Output the data below in full, character for character.

===== DATASET EXTRACT

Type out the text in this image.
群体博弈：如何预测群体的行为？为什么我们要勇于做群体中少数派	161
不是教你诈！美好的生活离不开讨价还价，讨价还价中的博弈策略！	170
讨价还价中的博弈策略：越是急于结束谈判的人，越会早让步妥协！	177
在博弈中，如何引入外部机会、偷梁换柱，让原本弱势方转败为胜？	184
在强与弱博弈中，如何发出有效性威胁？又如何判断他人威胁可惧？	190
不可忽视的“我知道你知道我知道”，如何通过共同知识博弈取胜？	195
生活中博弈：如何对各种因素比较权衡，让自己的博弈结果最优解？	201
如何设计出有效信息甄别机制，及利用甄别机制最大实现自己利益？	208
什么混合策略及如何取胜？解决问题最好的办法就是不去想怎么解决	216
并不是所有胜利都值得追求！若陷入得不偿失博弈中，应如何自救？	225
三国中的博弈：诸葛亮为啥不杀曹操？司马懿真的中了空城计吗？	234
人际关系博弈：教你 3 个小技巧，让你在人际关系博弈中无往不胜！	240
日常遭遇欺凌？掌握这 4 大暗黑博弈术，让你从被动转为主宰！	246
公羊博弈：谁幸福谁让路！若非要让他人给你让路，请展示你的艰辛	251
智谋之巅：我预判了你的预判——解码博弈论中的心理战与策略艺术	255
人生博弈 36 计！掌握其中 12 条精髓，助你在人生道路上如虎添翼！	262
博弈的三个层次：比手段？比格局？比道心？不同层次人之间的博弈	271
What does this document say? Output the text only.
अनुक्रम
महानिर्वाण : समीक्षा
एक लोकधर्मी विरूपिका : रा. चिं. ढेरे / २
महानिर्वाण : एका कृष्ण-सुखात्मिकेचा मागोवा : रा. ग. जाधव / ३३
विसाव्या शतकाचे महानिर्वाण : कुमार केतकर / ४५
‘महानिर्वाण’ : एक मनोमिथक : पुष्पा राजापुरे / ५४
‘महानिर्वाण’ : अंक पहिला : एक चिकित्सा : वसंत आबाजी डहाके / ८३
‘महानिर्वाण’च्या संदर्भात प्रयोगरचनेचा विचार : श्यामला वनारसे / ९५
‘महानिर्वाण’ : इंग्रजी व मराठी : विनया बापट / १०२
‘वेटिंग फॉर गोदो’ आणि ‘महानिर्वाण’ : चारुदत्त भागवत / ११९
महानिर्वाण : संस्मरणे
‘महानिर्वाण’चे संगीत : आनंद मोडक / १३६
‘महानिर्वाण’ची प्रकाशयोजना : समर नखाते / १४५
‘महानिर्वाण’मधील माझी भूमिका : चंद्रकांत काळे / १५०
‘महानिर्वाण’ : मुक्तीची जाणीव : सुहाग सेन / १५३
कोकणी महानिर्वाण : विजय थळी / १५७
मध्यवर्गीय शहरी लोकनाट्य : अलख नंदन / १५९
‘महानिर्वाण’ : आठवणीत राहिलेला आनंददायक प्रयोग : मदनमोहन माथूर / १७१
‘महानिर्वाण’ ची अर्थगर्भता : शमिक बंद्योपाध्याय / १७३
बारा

==========

* [THE RESPONSE]
Type out the text in this image.
群体博弈：如何预测群体的行为？为什么我们要勇于做群体中少数派	161
不是教你诈！美好的生活离不开讨价还价，讨价还价中的博弈策略！	170
讨价还价中的博弈策略：越是急于结束谈判的人，越会早让步妥协！	177
在博弈中，如何引入外部机会、偷梁换柱，让原本弱势方转败为胜？	184
在强与弱博弈中，如何发出有效性威胁？又如何判断他人威胁可惧？	190
不可忽视的“我知道你知道我知道”，如何通过共同知识博弈取胜？	195
生活中博弈：如何对各种因素比较权衡，让自己的博弈结果最优解？	201
如何设计出有效信息甄别机制，及利用甄别机制最大实现自己利益？	208
什么混合策略及如何取胜？解决问题最好的办法就是不去想怎么解决	216
并不是所有胜利都值得追求！若陷入得不偿失博弈中，应如何自救？	225
三国中的博弈：诸葛亮为啥不杀曹操？司马懿真的中了空城计吗？	234
人际关系博弈：教你 3 个小技巧，让你在人际关系博弈中无往不胜！	240
日常遭遇欺凌？掌握这 4 大暗黑博弈术，让你从被动转为主宰！	246
公羊博弈：谁幸福谁让路！若非要让他人给你让路，请展示你的艰辛	251
智谋之巅：我预判了你的预判——解码博弈论中的心理战与策略艺术	255
人生博弈 36 计！掌握其中 12 条精髓，助你在人生道路上如虎添翼！	262
博弈的三个层次：比手段？比格局？比道心？不同层次人之间的博弈	271
What does this document say? Output the text only.
अनुक्रम
महानिर्वाण : समीक्षा
एक लोकधर्मी विरूपिका : रा. चिं. ढेरे / २
महानिर्वाण : एका कृष्ण-सुखात्मिकेचा मागोवा : रा. ग. जाधव / ३३
विसाव्या शतकाचे महानिर्वाण : कुमार केतकर / ४५
‘महानिर्वाण’ : एक मनोमिथक : पुष्पा राजापुरे / ५४
‘महानिर्वाण’ : अंक पहिला : एक चिकित्सा : वसंत आबाजी डहाके / ८३
‘महानिर्वाण’च्या संदर्भात प्रयोगरचनेचा विचार : श्यामला वनारसे / ९५
‘महानिर्वाण’ : इंग्रजी व मराठी : विनया बापट / १०२
‘वेटिंग फॉर गोदो’ आणि ‘महानिर्वाण’ : चारुदत्त भागवत / ११९
महानिर्वाण : संस्मरणे
‘महानिर्वाण’चे संगीत : आनंद मोडक / १३६
‘महानिर्वाण’ची प्रकाशयोजना : समर नखाते / १४५
‘महानिर्वाण’मधील माझी भूमिका : चंद्रकांत काळे / १५०
‘महानिर्वाण’ : मुक्तीची जाणीव : सुहाग सेन / १५३
कोकणी महानिर्वाण : विजय थळी / १५७
मध्यवर्गीय शहरी लोकनाट्य : अलख नंदन / १५९
‘महानिर्वाण’ : आठवणीत राहिलेला आनंददायक प्रयोग : मदनमोहन माथूर / १७१
‘महानिर्वाण’ ची अर्थगर्भता : शमिक बंद्योपाध्याय / १७३
बारा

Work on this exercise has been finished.